*Task objective*.
Locate the lines that hold the string "scatter". Copy every such line.
##########
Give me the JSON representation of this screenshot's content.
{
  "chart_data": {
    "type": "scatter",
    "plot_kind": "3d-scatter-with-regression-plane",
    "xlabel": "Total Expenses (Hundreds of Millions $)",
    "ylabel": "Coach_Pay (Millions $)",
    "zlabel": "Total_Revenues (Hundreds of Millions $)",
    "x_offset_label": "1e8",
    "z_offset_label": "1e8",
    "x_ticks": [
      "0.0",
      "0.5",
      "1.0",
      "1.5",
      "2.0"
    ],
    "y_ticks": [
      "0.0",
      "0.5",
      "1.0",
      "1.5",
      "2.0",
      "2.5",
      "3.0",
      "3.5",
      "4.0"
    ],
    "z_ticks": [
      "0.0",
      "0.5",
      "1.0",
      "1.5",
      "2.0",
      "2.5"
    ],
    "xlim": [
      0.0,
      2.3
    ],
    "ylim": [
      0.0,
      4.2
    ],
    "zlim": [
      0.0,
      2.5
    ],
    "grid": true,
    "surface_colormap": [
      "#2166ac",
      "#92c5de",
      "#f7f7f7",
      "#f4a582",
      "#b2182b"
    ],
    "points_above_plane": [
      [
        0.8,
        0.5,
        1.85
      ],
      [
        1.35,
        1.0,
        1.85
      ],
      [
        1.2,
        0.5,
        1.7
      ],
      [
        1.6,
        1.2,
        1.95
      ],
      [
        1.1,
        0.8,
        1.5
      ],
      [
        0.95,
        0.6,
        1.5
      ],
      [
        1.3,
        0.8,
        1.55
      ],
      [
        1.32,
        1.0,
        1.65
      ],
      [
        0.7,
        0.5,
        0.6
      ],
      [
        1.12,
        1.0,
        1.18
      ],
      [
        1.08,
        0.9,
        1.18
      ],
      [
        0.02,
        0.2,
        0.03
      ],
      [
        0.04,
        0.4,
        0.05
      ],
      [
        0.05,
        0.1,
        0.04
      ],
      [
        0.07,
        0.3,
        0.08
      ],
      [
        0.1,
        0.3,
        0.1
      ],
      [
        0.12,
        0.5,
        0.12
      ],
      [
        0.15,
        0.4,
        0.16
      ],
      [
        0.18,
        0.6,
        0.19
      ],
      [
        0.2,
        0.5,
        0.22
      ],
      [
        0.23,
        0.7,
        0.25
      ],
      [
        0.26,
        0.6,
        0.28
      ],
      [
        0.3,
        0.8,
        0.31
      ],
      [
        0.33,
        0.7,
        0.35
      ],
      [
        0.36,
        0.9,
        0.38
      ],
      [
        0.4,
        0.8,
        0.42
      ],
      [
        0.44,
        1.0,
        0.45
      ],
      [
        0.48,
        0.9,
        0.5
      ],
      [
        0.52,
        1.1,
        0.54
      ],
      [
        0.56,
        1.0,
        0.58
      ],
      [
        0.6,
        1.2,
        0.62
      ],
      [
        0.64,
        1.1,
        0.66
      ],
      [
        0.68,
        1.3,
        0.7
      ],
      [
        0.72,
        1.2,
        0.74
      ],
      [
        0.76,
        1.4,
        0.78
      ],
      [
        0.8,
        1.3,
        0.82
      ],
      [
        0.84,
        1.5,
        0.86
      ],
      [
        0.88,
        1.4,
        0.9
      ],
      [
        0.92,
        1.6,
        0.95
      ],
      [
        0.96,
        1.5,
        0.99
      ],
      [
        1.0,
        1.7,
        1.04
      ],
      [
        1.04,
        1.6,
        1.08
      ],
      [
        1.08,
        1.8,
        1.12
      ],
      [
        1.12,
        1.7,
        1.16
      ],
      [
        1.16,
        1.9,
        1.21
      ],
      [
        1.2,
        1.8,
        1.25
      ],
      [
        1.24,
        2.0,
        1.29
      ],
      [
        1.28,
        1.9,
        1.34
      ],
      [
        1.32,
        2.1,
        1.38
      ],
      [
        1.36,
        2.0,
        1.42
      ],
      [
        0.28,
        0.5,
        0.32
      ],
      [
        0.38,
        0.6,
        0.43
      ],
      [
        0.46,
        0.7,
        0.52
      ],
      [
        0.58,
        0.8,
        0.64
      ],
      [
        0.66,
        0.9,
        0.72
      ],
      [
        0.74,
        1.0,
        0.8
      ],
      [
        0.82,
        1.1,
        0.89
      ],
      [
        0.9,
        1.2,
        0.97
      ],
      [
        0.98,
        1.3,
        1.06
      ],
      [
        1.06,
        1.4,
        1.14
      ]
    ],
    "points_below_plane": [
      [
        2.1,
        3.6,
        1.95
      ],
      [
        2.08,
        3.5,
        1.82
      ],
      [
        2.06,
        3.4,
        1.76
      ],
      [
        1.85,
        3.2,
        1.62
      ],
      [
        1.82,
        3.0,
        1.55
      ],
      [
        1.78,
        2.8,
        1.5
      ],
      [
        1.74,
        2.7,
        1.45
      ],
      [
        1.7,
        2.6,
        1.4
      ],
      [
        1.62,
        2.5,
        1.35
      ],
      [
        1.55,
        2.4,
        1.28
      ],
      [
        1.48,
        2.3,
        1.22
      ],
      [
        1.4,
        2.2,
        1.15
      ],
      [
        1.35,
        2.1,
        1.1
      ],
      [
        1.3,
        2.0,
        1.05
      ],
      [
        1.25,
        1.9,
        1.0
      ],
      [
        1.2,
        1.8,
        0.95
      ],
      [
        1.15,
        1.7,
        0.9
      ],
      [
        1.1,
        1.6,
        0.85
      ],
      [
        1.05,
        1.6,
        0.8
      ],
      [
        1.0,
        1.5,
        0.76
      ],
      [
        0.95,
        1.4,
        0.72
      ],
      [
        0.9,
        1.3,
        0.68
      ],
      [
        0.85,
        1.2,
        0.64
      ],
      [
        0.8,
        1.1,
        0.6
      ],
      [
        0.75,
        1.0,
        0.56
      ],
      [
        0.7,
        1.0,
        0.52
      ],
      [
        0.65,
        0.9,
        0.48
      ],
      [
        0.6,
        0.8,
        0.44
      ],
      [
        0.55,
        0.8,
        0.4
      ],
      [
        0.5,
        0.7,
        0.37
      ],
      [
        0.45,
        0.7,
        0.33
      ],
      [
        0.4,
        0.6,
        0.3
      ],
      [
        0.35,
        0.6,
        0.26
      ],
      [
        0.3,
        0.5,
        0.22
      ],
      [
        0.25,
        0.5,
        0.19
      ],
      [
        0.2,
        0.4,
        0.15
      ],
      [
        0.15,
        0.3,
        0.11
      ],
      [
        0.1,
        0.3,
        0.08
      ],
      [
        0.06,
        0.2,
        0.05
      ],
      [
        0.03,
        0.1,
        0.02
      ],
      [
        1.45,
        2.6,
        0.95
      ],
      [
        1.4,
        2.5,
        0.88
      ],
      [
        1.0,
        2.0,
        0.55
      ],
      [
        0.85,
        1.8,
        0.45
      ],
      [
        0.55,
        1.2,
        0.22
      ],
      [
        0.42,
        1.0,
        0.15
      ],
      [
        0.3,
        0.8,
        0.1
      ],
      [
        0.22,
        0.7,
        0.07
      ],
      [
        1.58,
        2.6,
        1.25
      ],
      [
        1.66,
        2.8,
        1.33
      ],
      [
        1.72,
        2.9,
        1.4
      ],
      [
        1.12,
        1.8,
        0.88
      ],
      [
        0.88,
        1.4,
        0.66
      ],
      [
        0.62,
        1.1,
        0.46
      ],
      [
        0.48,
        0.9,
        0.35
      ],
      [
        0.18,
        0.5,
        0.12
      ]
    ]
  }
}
##########
*Exercise result*.
    "type": "scatter",
    "plot_kind": "3d-scatter-with-regression-plane",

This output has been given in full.